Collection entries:

####

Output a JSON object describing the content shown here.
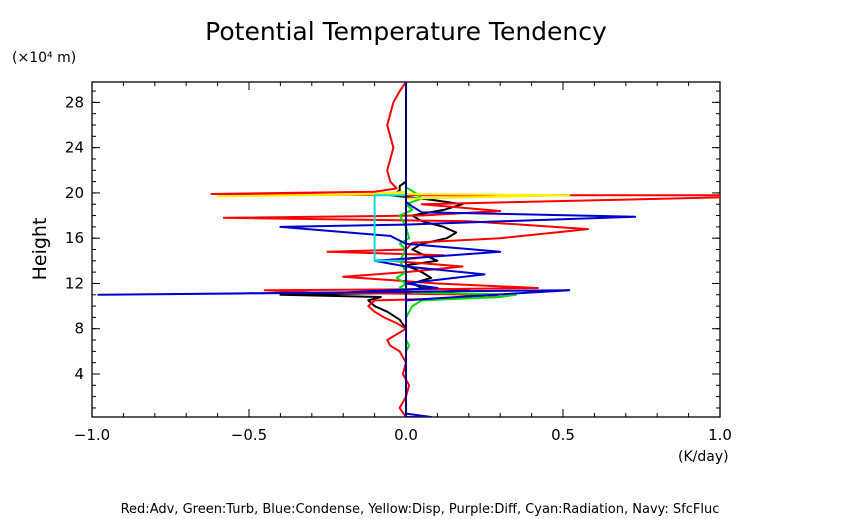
{
  "chart_data": {
    "type": "line",
    "title": "Potential Temperature Tendency",
    "ylabel": "Height",
    "y_unit_label": "(×10⁴ m)",
    "x_unit_label": "(K/day)",
    "footer": "Red:Adv, Green:Turb, Blue:Condense, Yellow:Disp, Purple:Diff, Cyan:Radiation, Navy: SfcFluc",
    "xlim": [
      -1.0,
      1.0
    ],
    "ylim": [
      0.2,
      29.8
    ],
    "x_ticks": [
      {
        "value": -1.0,
        "label": "−1.0"
      },
      {
        "value": -0.5,
        "label": "−0.5"
      },
      {
        "value": 0.0,
        "label": "0.0"
      },
      {
        "value": 0.5,
        "label": "0.5"
      },
      {
        "value": 1.0,
        "label": "1.0"
      }
    ],
    "x_minor_step": 0.1,
    "y_ticks": [
      {
        "value": 4,
        "label": "4"
      },
      {
        "value": 8,
        "label": "8"
      },
      {
        "value": 12,
        "label": "12"
      },
      {
        "value": 16,
        "label": "16"
      },
      {
        "value": 20,
        "label": "20"
      },
      {
        "value": 24,
        "label": "24"
      },
      {
        "value": 28,
        "label": "28"
      }
    ],
    "y_minor_step": 1,
    "grid": false,
    "series": [
      {
        "color": "#000000",
        "points": [
          [
            0.0,
            0.2
          ],
          [
            0.0,
            8.0
          ],
          [
            -0.02,
            8.8
          ],
          [
            -0.06,
            9.5
          ],
          [
            -0.1,
            10.0
          ],
          [
            -0.12,
            10.5
          ],
          [
            -0.08,
            10.8
          ],
          [
            -0.4,
            11.0
          ],
          [
            0.1,
            11.2
          ],
          [
            0.2,
            11.4
          ],
          [
            0.05,
            11.6
          ],
          [
            0.02,
            12.0
          ],
          [
            0.08,
            12.5
          ],
          [
            0.05,
            13.0
          ],
          [
            0.0,
            13.6
          ],
          [
            0.1,
            14.0
          ],
          [
            0.05,
            14.6
          ],
          [
            0.02,
            15.0
          ],
          [
            0.05,
            15.5
          ],
          [
            0.13,
            16.0
          ],
          [
            0.16,
            16.5
          ],
          [
            0.12,
            17.0
          ],
          [
            0.05,
            17.5
          ],
          [
            0.02,
            18.0
          ],
          [
            0.12,
            18.5
          ],
          [
            0.18,
            19.0
          ],
          [
            0.08,
            19.4
          ],
          [
            -0.05,
            19.8
          ],
          [
            -0.02,
            20.2
          ],
          [
            -0.02,
            20.6
          ],
          [
            0.0,
            21.0
          ],
          [
            0.0,
            29.8
          ]
        ]
      },
      {
        "color": "#ff0000",
        "points": [
          [
            0.0,
            0.2
          ],
          [
            -0.02,
            1.0
          ],
          [
            0.0,
            2.0
          ],
          [
            0.01,
            3.0
          ],
          [
            -0.01,
            4.0
          ],
          [
            0.0,
            5.0
          ],
          [
            -0.02,
            6.0
          ],
          [
            -0.05,
            6.5
          ],
          [
            -0.06,
            7.0
          ],
          [
            -0.03,
            7.5
          ],
          [
            0.0,
            8.0
          ],
          [
            -0.03,
            8.5
          ],
          [
            -0.07,
            9.0
          ],
          [
            -0.1,
            9.5
          ],
          [
            -0.12,
            10.0
          ],
          [
            -0.1,
            10.5
          ],
          [
            0.3,
            10.8
          ],
          [
            0.25,
            11.0
          ],
          [
            -0.3,
            11.2
          ],
          [
            -0.45,
            11.4
          ],
          [
            0.1,
            11.5
          ],
          [
            0.42,
            11.6
          ],
          [
            0.1,
            12.0
          ],
          [
            -0.2,
            12.6
          ],
          [
            0.0,
            13.0
          ],
          [
            0.18,
            13.5
          ],
          [
            -0.05,
            14.0
          ],
          [
            0.12,
            14.5
          ],
          [
            -0.25,
            14.8
          ],
          [
            0.0,
            15.0
          ],
          [
            0.02,
            15.6
          ],
          [
            0.3,
            16.0
          ],
          [
            0.58,
            16.8
          ],
          [
            0.2,
            17.5
          ],
          [
            -0.58,
            17.8
          ],
          [
            0.05,
            18.0
          ],
          [
            0.3,
            18.4
          ],
          [
            0.05,
            19.0
          ],
          [
            1.0,
            19.6
          ],
          [
            1.0,
            19.8
          ],
          [
            0.05,
            19.8
          ],
          [
            -0.62,
            19.9
          ],
          [
            -0.1,
            20.1
          ],
          [
            -0.03,
            20.4
          ],
          [
            -0.05,
            21.0
          ],
          [
            -0.06,
            22.0
          ],
          [
            -0.05,
            23.0
          ],
          [
            -0.04,
            24.0
          ],
          [
            -0.05,
            25.0
          ],
          [
            -0.06,
            26.0
          ],
          [
            -0.05,
            27.0
          ],
          [
            -0.04,
            28.0
          ],
          [
            -0.02,
            29.0
          ],
          [
            0.0,
            29.8
          ]
        ]
      },
      {
        "color": "#00dd00",
        "points": [
          [
            0.0,
            0.2
          ],
          [
            0.0,
            6.0
          ],
          [
            0.01,
            6.5
          ],
          [
            0.0,
            7.0
          ],
          [
            0.0,
            9.0
          ],
          [
            0.02,
            10.0
          ],
          [
            0.05,
            10.5
          ],
          [
            0.3,
            10.8
          ],
          [
            0.35,
            11.0
          ],
          [
            0.02,
            11.2
          ],
          [
            -0.02,
            11.6
          ],
          [
            0.0,
            12.0
          ],
          [
            -0.03,
            12.5
          ],
          [
            0.0,
            13.0
          ],
          [
            -0.02,
            14.0
          ],
          [
            0.0,
            15.0
          ],
          [
            -0.02,
            15.5
          ],
          [
            0.01,
            16.0
          ],
          [
            0.0,
            17.0
          ],
          [
            -0.02,
            18.0
          ],
          [
            0.02,
            18.5
          ],
          [
            0.0,
            19.0
          ],
          [
            0.05,
            19.5
          ],
          [
            0.03,
            20.0
          ],
          [
            0.0,
            20.5
          ],
          [
            0.0,
            29.8
          ]
        ]
      },
      {
        "color": "#0000cc",
        "points": [
          [
            0.0,
            0.2
          ],
          [
            0.08,
            0.2
          ],
          [
            0.0,
            0.5
          ],
          [
            0.0,
            10.5
          ],
          [
            0.1,
            10.7
          ],
          [
            0.52,
            11.4
          ],
          [
            -0.98,
            11.0
          ],
          [
            -0.2,
            11.2
          ],
          [
            0.1,
            11.6
          ],
          [
            0.0,
            12.0
          ],
          [
            0.25,
            12.8
          ],
          [
            0.0,
            13.5
          ],
          [
            -0.1,
            14.0
          ],
          [
            0.05,
            14.3
          ],
          [
            0.3,
            14.8
          ],
          [
            0.0,
            15.5
          ],
          [
            -0.05,
            16.2
          ],
          [
            -0.4,
            17.0
          ],
          [
            0.0,
            17.2
          ],
          [
            0.73,
            17.9
          ],
          [
            0.05,
            18.3
          ],
          [
            0.02,
            18.8
          ],
          [
            0.0,
            19.2
          ],
          [
            0.0,
            29.8
          ]
        ]
      },
      {
        "color": "#ffee00",
        "points": [
          [
            0.0,
            19.5
          ],
          [
            0.52,
            19.8
          ],
          [
            -0.05,
            19.9
          ],
          [
            -0.6,
            19.7
          ],
          [
            -0.1,
            19.9
          ],
          [
            0.0,
            20.1
          ]
        ]
      },
      {
        "color": "#00dddd",
        "points": [
          [
            0.0,
            14.0
          ],
          [
            -0.1,
            14.0
          ],
          [
            -0.1,
            19.8
          ],
          [
            0.0,
            19.8
          ]
        ]
      },
      {
        "color": "#000080",
        "points": [
          [
            0.0,
            0.2
          ],
          [
            0.0,
            29.8
          ]
        ]
      }
    ]
  }
}
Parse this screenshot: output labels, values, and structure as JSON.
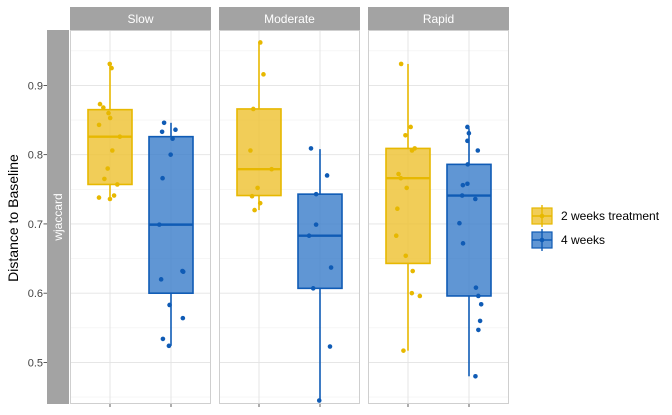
{
  "chart_data": {
    "type": "box",
    "ylabel": "Distance to Baseline",
    "row_strip": "wjaccard",
    "panels": [
      "Slow",
      "Moderate",
      "Rapid"
    ],
    "yticks": [
      0.5,
      0.6,
      0.7,
      0.8,
      0.9
    ],
    "ylim": [
      0.44,
      0.98
    ],
    "grid": true,
    "legend_position": "right",
    "series": [
      {
        "name": "2 weeks treatment",
        "color": "#E7B800",
        "fill": "#EEC233"
      },
      {
        "name": "4 weeks",
        "color": "#0F5BB5",
        "fill": "#3D7FCB"
      }
    ],
    "boxes": [
      {
        "panel": "Slow",
        "series": "2 weeks treatment",
        "whisker_low": 0.736,
        "q1": 0.757,
        "median": 0.826,
        "q3": 0.865,
        "whisker_high": 0.931,
        "points": [
          0.931,
          0.925,
          0.873,
          0.868,
          0.86,
          0.853,
          0.843,
          0.826,
          0.806,
          0.78,
          0.765,
          0.757,
          0.741,
          0.738,
          0.736
        ]
      },
      {
        "panel": "Slow",
        "series": "4 weeks",
        "whisker_low": 0.524,
        "q1": 0.6,
        "median": 0.699,
        "q3": 0.826,
        "whisker_high": 0.846,
        "points": [
          0.846,
          0.836,
          0.833,
          0.823,
          0.8,
          0.766,
          0.699,
          0.632,
          0.631,
          0.62,
          0.583,
          0.564,
          0.534,
          0.524
        ]
      },
      {
        "panel": "Moderate",
        "series": "2 weeks treatment",
        "whisker_low": 0.72,
        "q1": 0.741,
        "median": 0.779,
        "q3": 0.866,
        "whisker_high": 0.962,
        "points": [
          0.962,
          0.916,
          0.866,
          0.806,
          0.779,
          0.752,
          0.74,
          0.73,
          0.72
        ]
      },
      {
        "panel": "Moderate",
        "series": "4 weeks",
        "whisker_low": 0.445,
        "q1": 0.607,
        "median": 0.683,
        "q3": 0.743,
        "whisker_high": 0.808,
        "points": [
          0.809,
          0.77,
          0.743,
          0.699,
          0.683,
          0.637,
          0.607,
          0.523,
          0.445
        ]
      },
      {
        "panel": "Rapid",
        "series": "2 weeks treatment",
        "whisker_low": 0.517,
        "q1": 0.643,
        "median": 0.766,
        "q3": 0.809,
        "whisker_high": 0.931,
        "points": [
          0.931,
          0.84,
          0.828,
          0.809,
          0.806,
          0.772,
          0.766,
          0.752,
          0.722,
          0.683,
          0.654,
          0.632,
          0.6,
          0.596,
          0.517
        ]
      },
      {
        "panel": "Rapid",
        "series": "4 weeks",
        "whisker_low": 0.48,
        "q1": 0.596,
        "median": 0.741,
        "q3": 0.786,
        "whisker_high": 0.838,
        "points": [
          0.84,
          0.831,
          0.82,
          0.806,
          0.786,
          0.758,
          0.756,
          0.741,
          0.736,
          0.701,
          0.672,
          0.608,
          0.596,
          0.584,
          0.56,
          0.547,
          0.48
        ]
      }
    ]
  }
}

####

Set task:
Provide only the number of lines in the records containing the string "color".

Task solution:
9